TASK PROMPT:
Look through the lines below and extract any with the word "username".

GIVEN ENTRIES:
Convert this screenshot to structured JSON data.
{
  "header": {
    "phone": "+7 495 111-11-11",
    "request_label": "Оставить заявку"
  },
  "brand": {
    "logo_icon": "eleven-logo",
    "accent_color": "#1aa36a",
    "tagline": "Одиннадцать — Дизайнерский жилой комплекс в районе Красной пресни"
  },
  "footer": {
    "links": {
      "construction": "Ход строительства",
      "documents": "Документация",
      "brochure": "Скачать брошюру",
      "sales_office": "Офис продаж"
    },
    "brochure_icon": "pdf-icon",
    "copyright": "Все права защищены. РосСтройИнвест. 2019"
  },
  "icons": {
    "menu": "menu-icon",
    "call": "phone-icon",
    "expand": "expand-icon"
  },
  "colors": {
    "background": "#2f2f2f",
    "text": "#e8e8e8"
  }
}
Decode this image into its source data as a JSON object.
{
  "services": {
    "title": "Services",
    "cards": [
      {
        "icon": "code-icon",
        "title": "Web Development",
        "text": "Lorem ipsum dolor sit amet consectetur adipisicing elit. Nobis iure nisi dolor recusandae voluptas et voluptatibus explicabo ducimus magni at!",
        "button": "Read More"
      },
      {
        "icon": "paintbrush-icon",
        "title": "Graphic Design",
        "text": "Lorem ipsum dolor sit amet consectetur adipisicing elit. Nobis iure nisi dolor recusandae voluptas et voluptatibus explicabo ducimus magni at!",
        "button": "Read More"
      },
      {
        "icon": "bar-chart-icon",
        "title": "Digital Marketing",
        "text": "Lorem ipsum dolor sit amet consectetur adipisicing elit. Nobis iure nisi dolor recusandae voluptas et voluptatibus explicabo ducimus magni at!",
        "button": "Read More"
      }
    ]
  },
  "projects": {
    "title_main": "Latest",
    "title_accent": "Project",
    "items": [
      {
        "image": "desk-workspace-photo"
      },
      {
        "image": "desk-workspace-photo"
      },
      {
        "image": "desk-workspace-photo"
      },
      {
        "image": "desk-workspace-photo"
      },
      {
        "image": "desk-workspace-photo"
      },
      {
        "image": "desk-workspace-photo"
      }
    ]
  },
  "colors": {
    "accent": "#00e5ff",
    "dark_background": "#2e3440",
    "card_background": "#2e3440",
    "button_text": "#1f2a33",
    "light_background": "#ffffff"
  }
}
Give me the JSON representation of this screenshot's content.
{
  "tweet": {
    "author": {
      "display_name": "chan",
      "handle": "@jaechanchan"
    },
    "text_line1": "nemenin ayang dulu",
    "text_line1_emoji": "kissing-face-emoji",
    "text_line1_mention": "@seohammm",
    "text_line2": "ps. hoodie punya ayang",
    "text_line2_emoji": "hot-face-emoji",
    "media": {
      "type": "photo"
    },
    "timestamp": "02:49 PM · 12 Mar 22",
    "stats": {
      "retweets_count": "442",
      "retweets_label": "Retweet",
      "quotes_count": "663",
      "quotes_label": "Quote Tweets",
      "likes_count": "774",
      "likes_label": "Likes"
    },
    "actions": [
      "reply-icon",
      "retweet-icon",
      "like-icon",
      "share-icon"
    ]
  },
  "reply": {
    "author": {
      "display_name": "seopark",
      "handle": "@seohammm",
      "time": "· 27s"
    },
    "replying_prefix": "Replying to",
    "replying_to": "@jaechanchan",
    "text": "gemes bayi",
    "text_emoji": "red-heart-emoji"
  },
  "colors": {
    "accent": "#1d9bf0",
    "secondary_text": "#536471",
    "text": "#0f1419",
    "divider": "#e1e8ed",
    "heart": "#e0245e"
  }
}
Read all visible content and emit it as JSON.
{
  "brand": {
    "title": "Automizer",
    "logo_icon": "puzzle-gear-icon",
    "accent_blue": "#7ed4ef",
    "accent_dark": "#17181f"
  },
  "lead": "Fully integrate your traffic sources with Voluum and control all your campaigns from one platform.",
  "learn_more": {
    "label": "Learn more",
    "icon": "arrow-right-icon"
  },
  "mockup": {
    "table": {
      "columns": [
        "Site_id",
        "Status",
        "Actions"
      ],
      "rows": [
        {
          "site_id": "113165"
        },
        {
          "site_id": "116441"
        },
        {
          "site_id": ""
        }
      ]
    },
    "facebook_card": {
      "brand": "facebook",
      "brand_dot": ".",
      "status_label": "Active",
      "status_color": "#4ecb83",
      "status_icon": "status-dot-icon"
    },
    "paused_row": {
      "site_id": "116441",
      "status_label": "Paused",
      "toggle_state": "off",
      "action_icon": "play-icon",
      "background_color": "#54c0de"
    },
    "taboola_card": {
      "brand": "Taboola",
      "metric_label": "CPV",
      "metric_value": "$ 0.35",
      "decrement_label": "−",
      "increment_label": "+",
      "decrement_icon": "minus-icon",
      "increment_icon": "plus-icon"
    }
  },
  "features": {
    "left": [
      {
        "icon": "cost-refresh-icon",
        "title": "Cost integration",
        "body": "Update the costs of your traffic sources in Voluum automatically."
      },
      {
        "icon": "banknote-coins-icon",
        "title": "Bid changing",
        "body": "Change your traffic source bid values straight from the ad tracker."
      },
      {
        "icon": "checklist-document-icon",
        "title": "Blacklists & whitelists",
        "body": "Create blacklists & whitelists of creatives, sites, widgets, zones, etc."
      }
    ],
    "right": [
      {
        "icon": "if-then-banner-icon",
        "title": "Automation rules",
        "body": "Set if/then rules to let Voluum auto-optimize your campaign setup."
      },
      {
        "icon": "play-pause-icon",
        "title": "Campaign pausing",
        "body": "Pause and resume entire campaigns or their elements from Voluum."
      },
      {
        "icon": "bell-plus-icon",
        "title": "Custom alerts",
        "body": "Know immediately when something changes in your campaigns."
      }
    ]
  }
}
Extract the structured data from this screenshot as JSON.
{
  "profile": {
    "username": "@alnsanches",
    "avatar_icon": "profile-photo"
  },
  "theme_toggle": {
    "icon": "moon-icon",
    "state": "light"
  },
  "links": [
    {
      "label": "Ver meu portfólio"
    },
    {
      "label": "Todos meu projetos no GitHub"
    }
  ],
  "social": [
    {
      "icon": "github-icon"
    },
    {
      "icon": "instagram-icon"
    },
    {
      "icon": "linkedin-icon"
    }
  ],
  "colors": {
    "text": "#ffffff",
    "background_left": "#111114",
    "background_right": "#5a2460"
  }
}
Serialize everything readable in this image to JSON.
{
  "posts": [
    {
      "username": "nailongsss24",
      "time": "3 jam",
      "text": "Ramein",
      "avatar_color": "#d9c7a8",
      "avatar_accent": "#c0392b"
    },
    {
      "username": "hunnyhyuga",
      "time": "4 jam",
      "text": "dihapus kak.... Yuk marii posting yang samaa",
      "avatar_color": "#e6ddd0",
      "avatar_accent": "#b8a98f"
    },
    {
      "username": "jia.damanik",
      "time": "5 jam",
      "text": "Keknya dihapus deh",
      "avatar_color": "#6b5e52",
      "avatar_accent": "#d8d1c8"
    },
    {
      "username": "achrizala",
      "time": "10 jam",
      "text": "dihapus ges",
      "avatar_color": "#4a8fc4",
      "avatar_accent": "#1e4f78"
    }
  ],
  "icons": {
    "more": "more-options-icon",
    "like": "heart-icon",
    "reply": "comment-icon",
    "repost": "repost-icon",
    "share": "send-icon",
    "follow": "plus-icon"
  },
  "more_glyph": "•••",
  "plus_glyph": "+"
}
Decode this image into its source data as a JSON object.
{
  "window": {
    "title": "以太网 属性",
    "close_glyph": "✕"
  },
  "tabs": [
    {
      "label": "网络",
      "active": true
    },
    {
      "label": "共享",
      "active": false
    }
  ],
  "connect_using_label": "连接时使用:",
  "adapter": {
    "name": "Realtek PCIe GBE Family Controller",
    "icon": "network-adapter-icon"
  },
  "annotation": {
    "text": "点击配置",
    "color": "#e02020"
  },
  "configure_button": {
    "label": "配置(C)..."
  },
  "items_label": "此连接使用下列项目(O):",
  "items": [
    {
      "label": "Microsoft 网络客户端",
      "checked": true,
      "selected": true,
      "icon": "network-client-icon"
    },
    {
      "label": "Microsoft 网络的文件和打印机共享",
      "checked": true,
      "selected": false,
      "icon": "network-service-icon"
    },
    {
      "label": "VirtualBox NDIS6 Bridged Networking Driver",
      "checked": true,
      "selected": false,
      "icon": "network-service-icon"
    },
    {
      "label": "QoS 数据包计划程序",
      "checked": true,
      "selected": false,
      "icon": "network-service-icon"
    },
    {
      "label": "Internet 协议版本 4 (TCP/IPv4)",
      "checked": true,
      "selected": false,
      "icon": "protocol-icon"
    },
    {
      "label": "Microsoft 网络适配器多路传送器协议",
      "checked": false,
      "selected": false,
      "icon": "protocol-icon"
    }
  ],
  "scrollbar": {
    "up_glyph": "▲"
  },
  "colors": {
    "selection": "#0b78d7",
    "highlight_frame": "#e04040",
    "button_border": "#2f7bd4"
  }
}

SOLUTION TO THIS TASK:
    "username": "@alnsanches",
      "username": "nailongsss24",
      "username": "hunnyhyuga",
      "username": "jia.damanik",
      "username": "achrizala",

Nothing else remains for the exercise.